Given task: Present each line of the entries below that holds the word "rest".

Exercise materials:
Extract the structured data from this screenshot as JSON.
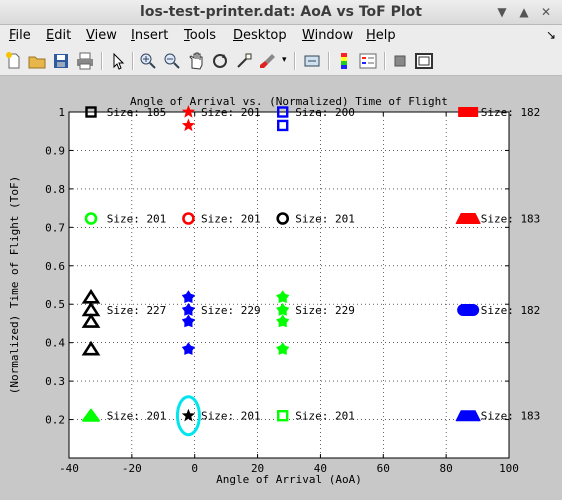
{
  "window": {
    "title": "los-test-printer.dat: AoA vs ToF Plot"
  },
  "menu": {
    "items": [
      {
        "label": "File",
        "ul": "F",
        "rest": "ile"
      },
      {
        "label": "Edit",
        "ul": "E",
        "rest": "dit"
      },
      {
        "label": "View",
        "ul": "V",
        "rest": "iew"
      },
      {
        "label": "Insert",
        "ul": "I",
        "rest": "nsert"
      },
      {
        "label": "Tools",
        "ul": "T",
        "rest": "ools"
      },
      {
        "label": "Desktop",
        "ul": "D",
        "rest": "esktop"
      },
      {
        "label": "Window",
        "ul": "W",
        "rest": "indow"
      },
      {
        "label": "Help",
        "ul": "H",
        "rest": "elp"
      }
    ]
  },
  "toolbar": {
    "buttons": [
      "new-figure-icon",
      "open-file-icon",
      "save-icon",
      "print-icon",
      "pointer-icon",
      "zoom-in-icon",
      "zoom-out-icon",
      "pan-icon",
      "rotate-icon",
      "data-cursor-icon",
      "brush-icon",
      "link-icon",
      "colorbar-icon",
      "legend-icon",
      "hide-tools-icon",
      "dock-icon"
    ]
  },
  "chart_data": {
    "type": "scatter",
    "title": "Angle of Arrival vs. (Normalized) Time of Flight",
    "xlabel": "Angle of Arrival (AoA)",
    "ylabel": "(Normalized) Time of Flight (ToF)",
    "xlim": [
      -40,
      100
    ],
    "ylim": [
      0.1,
      1.0
    ],
    "xticks": [
      -40,
      -20,
      0,
      20,
      40,
      60,
      80,
      100
    ],
    "yticks": [
      0.2,
      0.3,
      0.4,
      0.5,
      0.6,
      0.7,
      0.8,
      0.9,
      1
    ],
    "grid": "dotted",
    "points": [
      {
        "x": -33,
        "y": 1.0,
        "marker": "square",
        "color": "#000000"
      },
      {
        "x": -2,
        "y": 1.0,
        "marker": "star",
        "color": "#ff0000"
      },
      {
        "x": -2,
        "y": 0.965,
        "marker": "star",
        "color": "#ff0000"
      },
      {
        "x": 28,
        "y": 1.0,
        "marker": "square",
        "color": "#0000ff"
      },
      {
        "x": 28,
        "y": 0.965,
        "marker": "square",
        "color": "#0000ff"
      },
      {
        "x": 87,
        "y": 1.0,
        "marker": "filled-rect",
        "color": "#ff0000"
      },
      {
        "x": -33,
        "y": 0.723,
        "marker": "circle",
        "color": "#00ff00"
      },
      {
        "x": -2,
        "y": 0.723,
        "marker": "circle",
        "color": "#ff0000"
      },
      {
        "x": 28,
        "y": 0.723,
        "marker": "circle",
        "color": "#000000"
      },
      {
        "x": 87,
        "y": 0.723,
        "marker": "filled-trapezoid",
        "color": "#ff0000"
      },
      {
        "x": -33,
        "y": 0.518,
        "marker": "triangle",
        "color": "#000000"
      },
      {
        "x": -33,
        "y": 0.485,
        "marker": "triangle",
        "color": "#000000"
      },
      {
        "x": -33,
        "y": 0.455,
        "marker": "triangle",
        "color": "#000000"
      },
      {
        "x": -33,
        "y": 0.383,
        "marker": "triangle",
        "color": "#000000"
      },
      {
        "x": -2,
        "y": 0.518,
        "marker": "pentagram",
        "color": "#0000ff"
      },
      {
        "x": -2,
        "y": 0.485,
        "marker": "pentagram",
        "color": "#0000ff"
      },
      {
        "x": -2,
        "y": 0.455,
        "marker": "pentagram",
        "color": "#0000ff"
      },
      {
        "x": -2,
        "y": 0.383,
        "marker": "pentagram",
        "color": "#0000ff"
      },
      {
        "x": 28,
        "y": 0.518,
        "marker": "pentagram",
        "color": "#00ff00"
      },
      {
        "x": 28,
        "y": 0.485,
        "marker": "pentagram",
        "color": "#00ff00"
      },
      {
        "x": 28,
        "y": 0.455,
        "marker": "pentagram",
        "color": "#00ff00"
      },
      {
        "x": 28,
        "y": 0.383,
        "marker": "pentagram",
        "color": "#00ff00"
      },
      {
        "x": 87,
        "y": 0.485,
        "marker": "filled-oval",
        "color": "#0000ff"
      },
      {
        "x": -33,
        "y": 0.21,
        "marker": "filled-triangle",
        "color": "#00ff00"
      },
      {
        "x": -2,
        "y": 0.21,
        "marker": "star",
        "color": "#000000"
      },
      {
        "x": 28,
        "y": 0.21,
        "marker": "square",
        "color": "#00ff00"
      },
      {
        "x": 87,
        "y": 0.21,
        "marker": "filled-trapezoid",
        "color": "#0000ff"
      }
    ],
    "annotations": [
      {
        "text": "Size: 185",
        "x": -28,
        "y": 1.0
      },
      {
        "text": "Size: 201",
        "x": 2,
        "y": 1.0
      },
      {
        "text": "Size: 200",
        "x": 32,
        "y": 1.0
      },
      {
        "text": "Size: 182",
        "x": 91,
        "y": 1.0
      },
      {
        "text": "Size: 201",
        "x": -28,
        "y": 0.723
      },
      {
        "text": "Size: 201",
        "x": 2,
        "y": 0.723
      },
      {
        "text": "Size: 201",
        "x": 32,
        "y": 0.723
      },
      {
        "text": "Size: 183",
        "x": 91,
        "y": 0.723
      },
      {
        "text": "Size: 227",
        "x": -28,
        "y": 0.485
      },
      {
        "text": "Size: 229",
        "x": 2,
        "y": 0.485
      },
      {
        "text": "Size: 229",
        "x": 32,
        "y": 0.485
      },
      {
        "text": "Size: 182",
        "x": 91,
        "y": 0.485
      },
      {
        "text": "Size: 201",
        "x": -28,
        "y": 0.21
      },
      {
        "text": "Size: 201",
        "x": 2,
        "y": 0.21
      },
      {
        "text": "Size: 201",
        "x": 32,
        "y": 0.21
      },
      {
        "text": "Size: 183",
        "x": 91,
        "y": 0.21
      }
    ],
    "highlight": {
      "x": -2,
      "y": 0.21,
      "color": "#00e5ee"
    }
  }
}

Solution to this exercise:
        "rest": "ile"
        "rest": "dit"
        "rest": "iew"
        "rest": "nsert"
        "rest": "ools"
        "rest": "esktop"
        "rest": "indow"
        "rest": "elp"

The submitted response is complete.